Instruction: Type out the data exactly as given. Skip any image.

Dataset content:

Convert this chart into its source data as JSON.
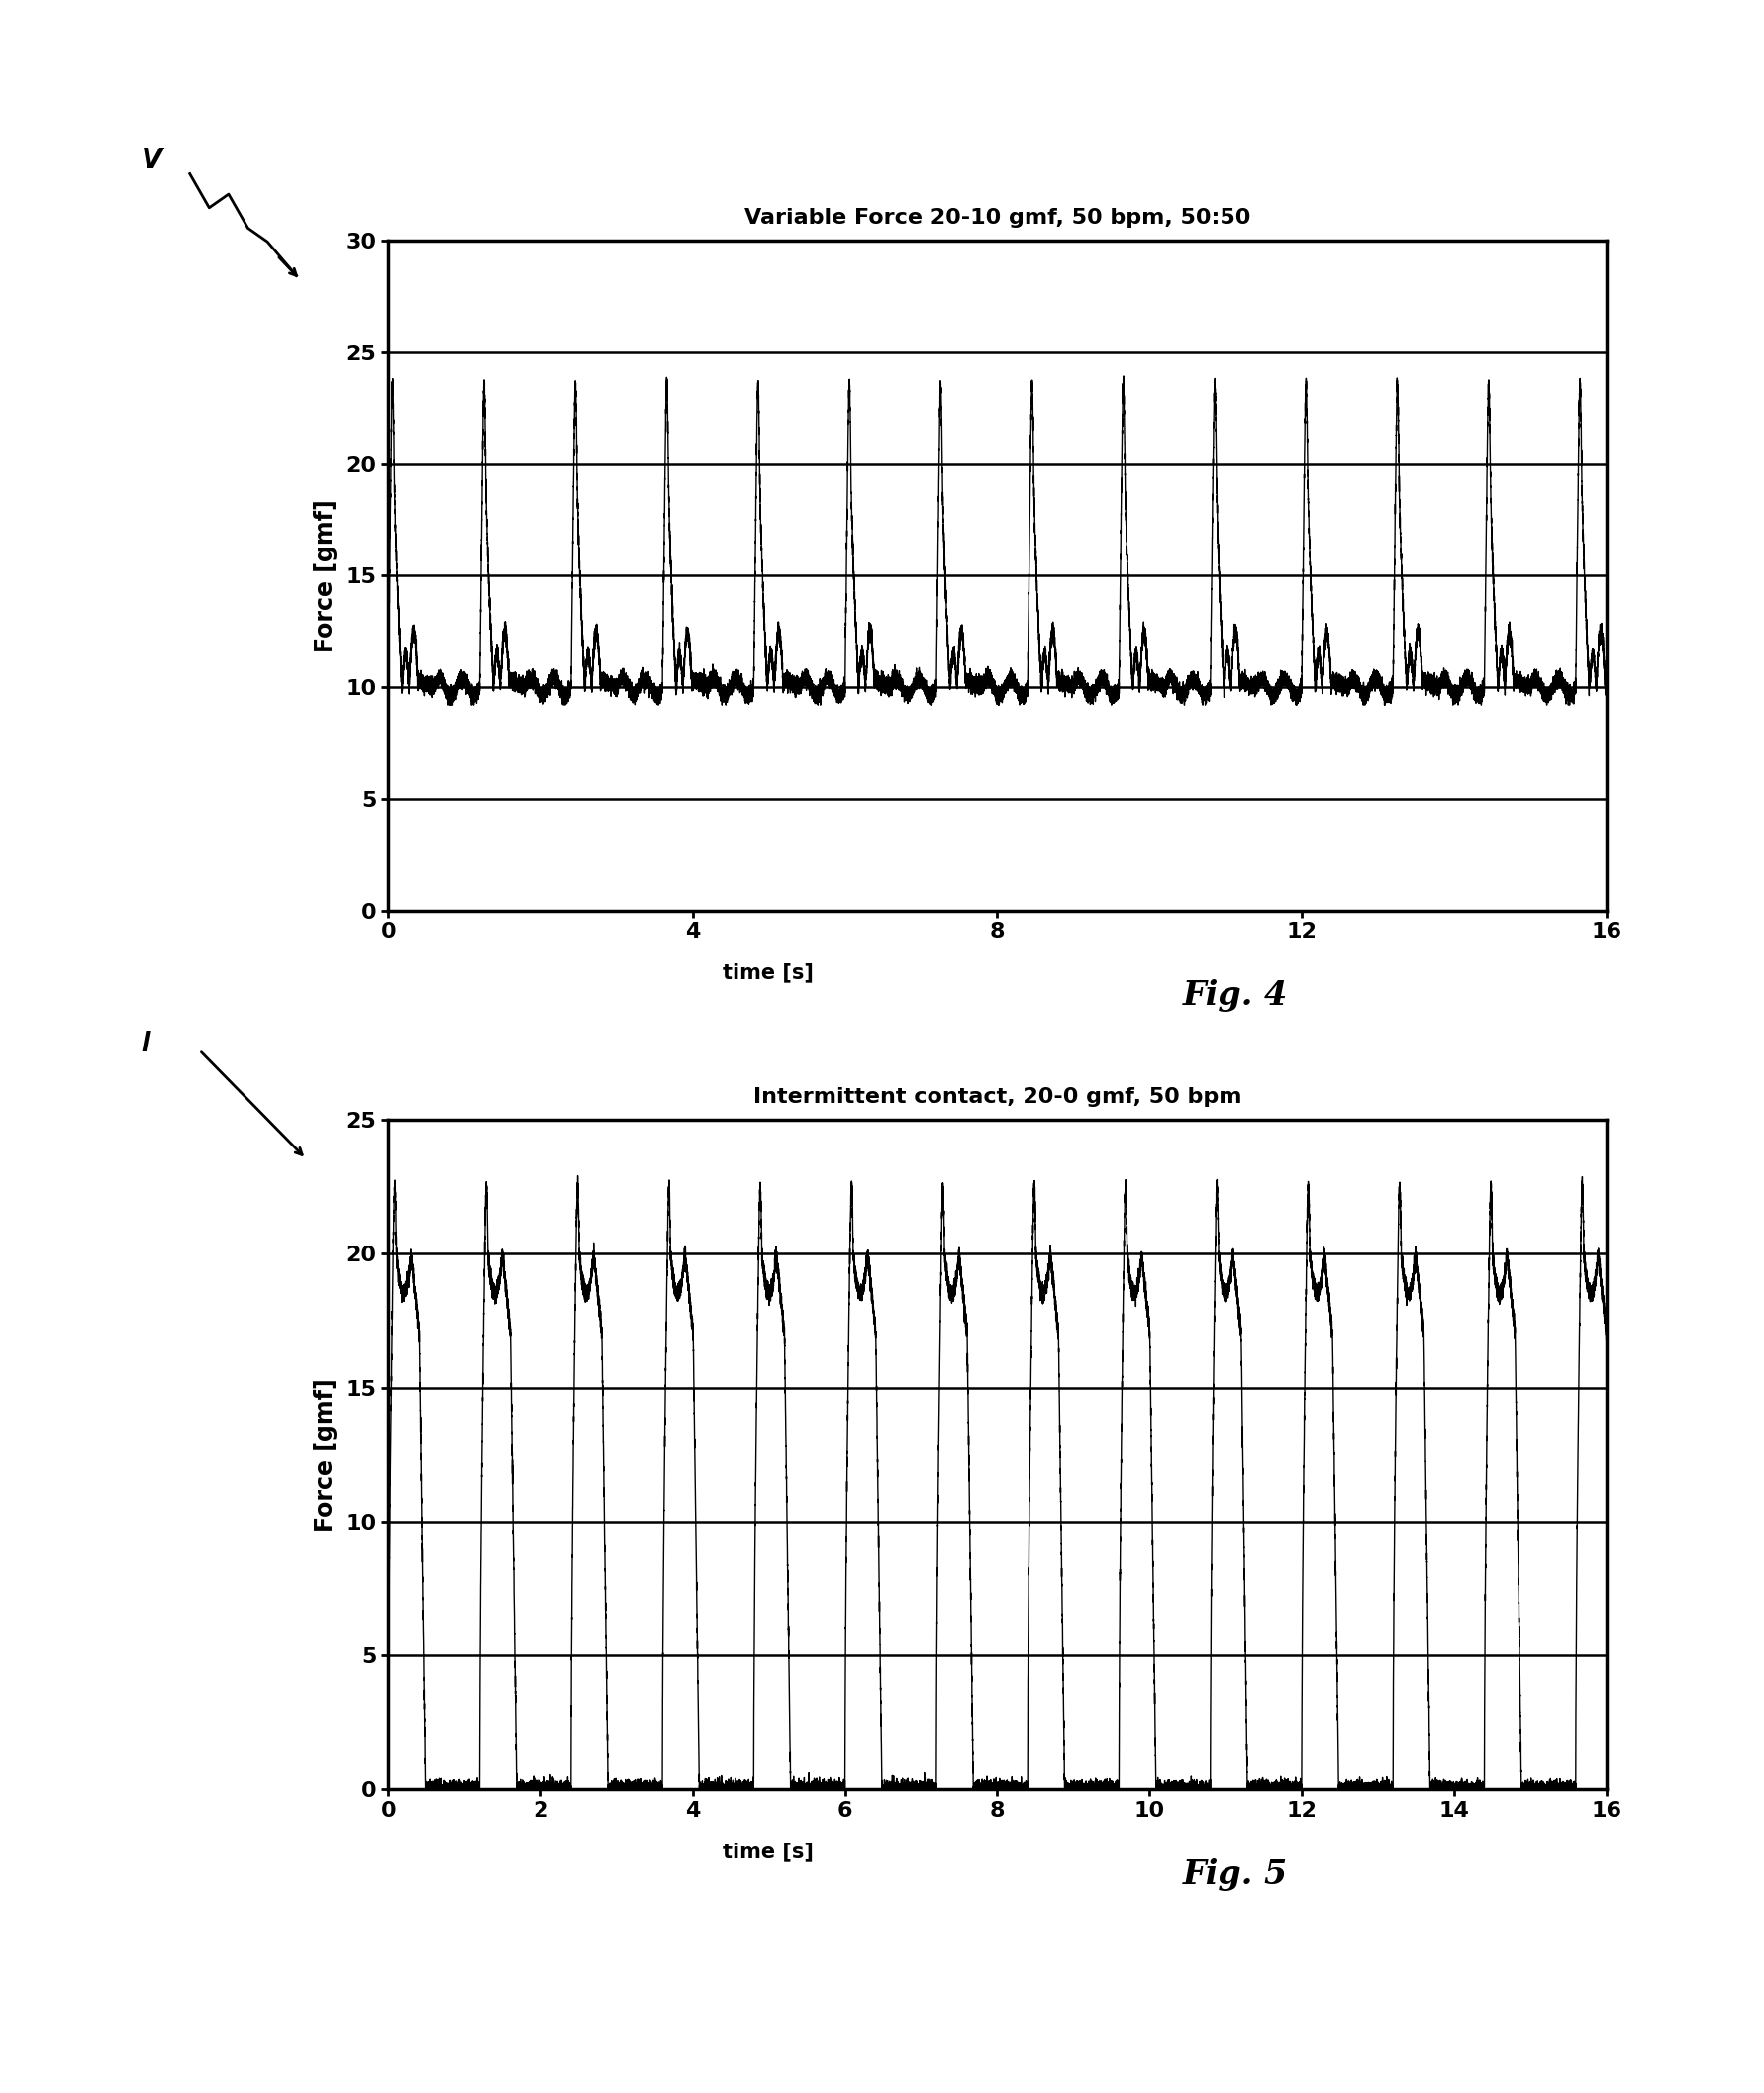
{
  "fig4_title": "Variable Force 20-10 gmf, 50 bpm, 50:50",
  "fig5_title": "Intermittent contact, 20-0 gmf, 50 bpm",
  "xlabel": "time [s]",
  "ylabel": "Force [gmf]",
  "fig4_caption": "Fig. 4",
  "fig5_caption": "Fig. 5",
  "fig4_ylim": [
    0,
    30
  ],
  "fig4_yticks": [
    0,
    5,
    10,
    15,
    20,
    25,
    30
  ],
  "fig4_xlim": [
    0,
    16
  ],
  "fig4_xticks": [
    0,
    4,
    8,
    12,
    16
  ],
  "fig5_ylim": [
    0,
    25
  ],
  "fig5_yticks": [
    0,
    5,
    10,
    15,
    20,
    25
  ],
  "fig5_xlim": [
    0,
    16
  ],
  "fig5_xticks": [
    0,
    2,
    4,
    6,
    8,
    10,
    12,
    14,
    16
  ],
  "line_color": "#000000",
  "bg_color": "#ffffff",
  "bpm": 50,
  "fig4_force_min": 10,
  "fig4_force_max": 20,
  "fig5_force_min": 0,
  "fig5_force_max": 20
}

Solution for this exercise:
Convert this chart into its source data as JSON.
{
  "fig4_title": "Variable Force 20-10 gmf, 50 bpm, 50:50",
  "fig5_title": "Intermittent contact, 20-0 gmf, 50 bpm",
  "xlabel": "time [s]",
  "ylabel": "Force [gmf]",
  "fig4_caption": "Fig. 4",
  "fig5_caption": "Fig. 5",
  "fig4_ylim": [
    0,
    30
  ],
  "fig4_yticks": [
    0,
    5,
    10,
    15,
    20,
    25,
    30
  ],
  "fig4_xlim": [
    0,
    16
  ],
  "fig4_xticks": [
    0,
    4,
    8,
    12,
    16
  ],
  "fig5_ylim": [
    0,
    25
  ],
  "fig5_yticks": [
    0,
    5,
    10,
    15,
    20,
    25
  ],
  "fig5_xlim": [
    0,
    16
  ],
  "fig5_xticks": [
    0,
    2,
    4,
    6,
    8,
    10,
    12,
    14,
    16
  ],
  "line_color": "#000000",
  "bg_color": "#ffffff",
  "bpm": 50,
  "fig4_force_min": 10,
  "fig4_force_max": 20,
  "fig5_force_min": 0,
  "fig5_force_max": 20
}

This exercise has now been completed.